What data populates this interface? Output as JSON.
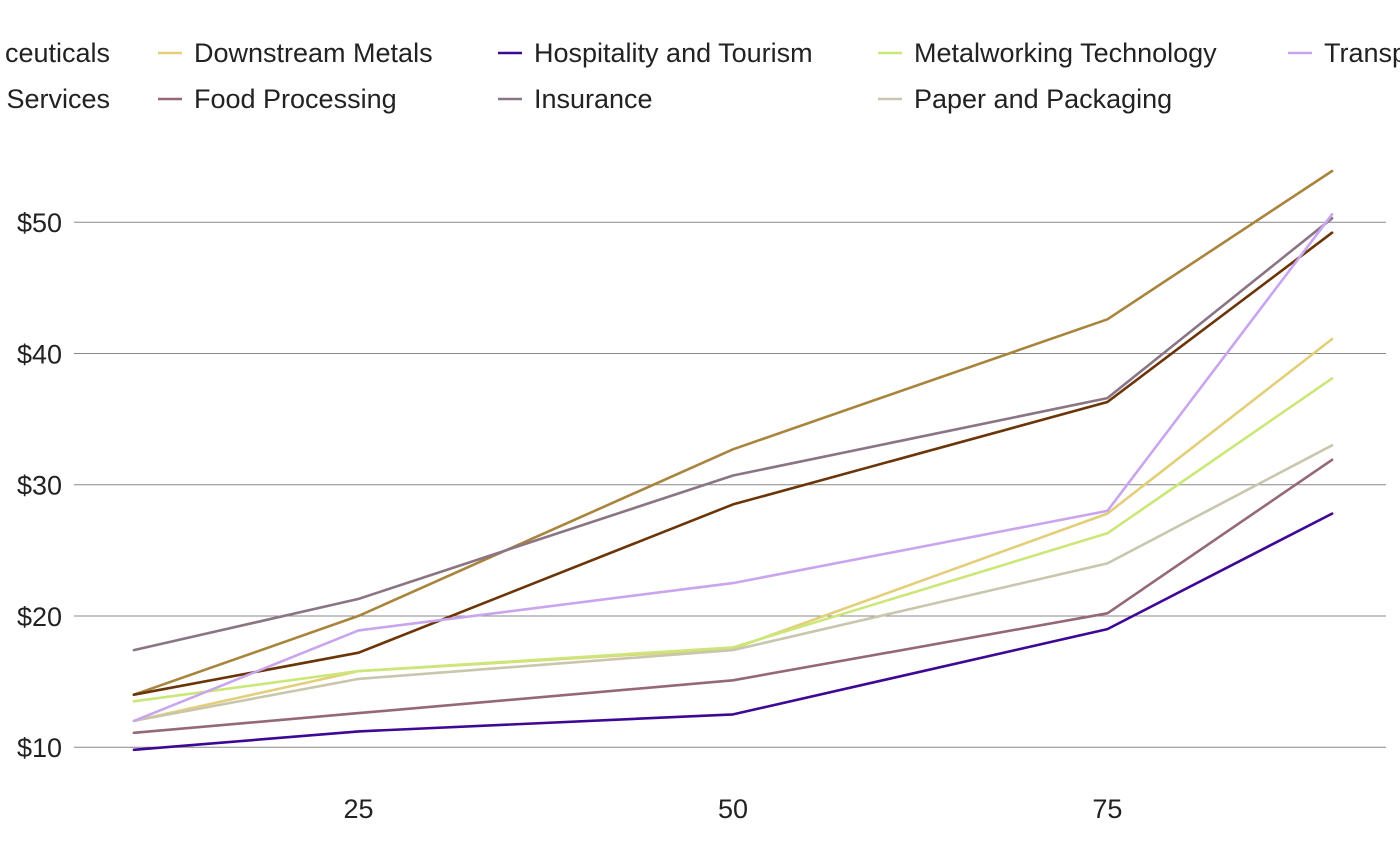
{
  "chart_data": {
    "type": "line",
    "title": "",
    "xlabel": "",
    "ylabel": "",
    "x": [
      10,
      25,
      50,
      75,
      90
    ],
    "xticks": [
      25,
      50,
      75
    ],
    "yticks": [
      10,
      20,
      30,
      40,
      50
    ],
    "ytick_labels": [
      "$10",
      "$20",
      "$30",
      "$40",
      "$50"
    ],
    "xlim": [
      6,
      93.6
    ],
    "ylim": [
      7.5,
      55.5
    ],
    "grid": "horizontal",
    "legend_position": "top",
    "series": [
      {
        "name": "Pharmaceuticals",
        "legend_text": "ceuticals",
        "color": "#a8843d",
        "values": [
          14.0,
          20.0,
          32.7,
          42.6,
          53.9
        ]
      },
      {
        "name": "Services",
        "legend_text": "Services",
        "color": "#6b3508",
        "values": [
          14.0,
          17.2,
          28.5,
          36.3,
          49.2
        ]
      },
      {
        "name": "Downstream Metals",
        "legend_text": "Downstream Metals",
        "color": "#e3cf79",
        "values": [
          12.0,
          15.8,
          17.5,
          27.8,
          41.1
        ]
      },
      {
        "name": "Food Processing",
        "legend_text": "Food Processing",
        "color": "#956879",
        "values": [
          11.1,
          12.6,
          15.1,
          20.2,
          31.9
        ]
      },
      {
        "name": "Hospitality and Tourism",
        "legend_text": "Hospitality and Tourism",
        "color": "#3e0894",
        "values": [
          9.8,
          11.2,
          12.5,
          19.0,
          27.8
        ]
      },
      {
        "name": "Insurance",
        "legend_text": "Insurance",
        "color": "#8b7585",
        "values": [
          17.4,
          21.3,
          30.7,
          36.6,
          50.3
        ]
      },
      {
        "name": "Metalworking Technology",
        "legend_text": "Metalworking Technology",
        "color": "#cbe779",
        "values": [
          13.5,
          15.8,
          17.6,
          26.3,
          38.1
        ]
      },
      {
        "name": "Paper and Packaging",
        "legend_text": "Paper and Packaging",
        "color": "#c8c6ad",
        "values": [
          12.0,
          15.2,
          17.4,
          24.0,
          33.0
        ]
      },
      {
        "name": "Transportation",
        "legend_text": "Transp",
        "color": "#c9a5ee",
        "values": [
          12.0,
          18.9,
          22.5,
          28.0,
          50.6
        ]
      }
    ]
  }
}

_ _ _ _ _

**What to produce**
Determine how many lines in the listing above hold the string "Services", then write only the number.

**Exercise answer**
2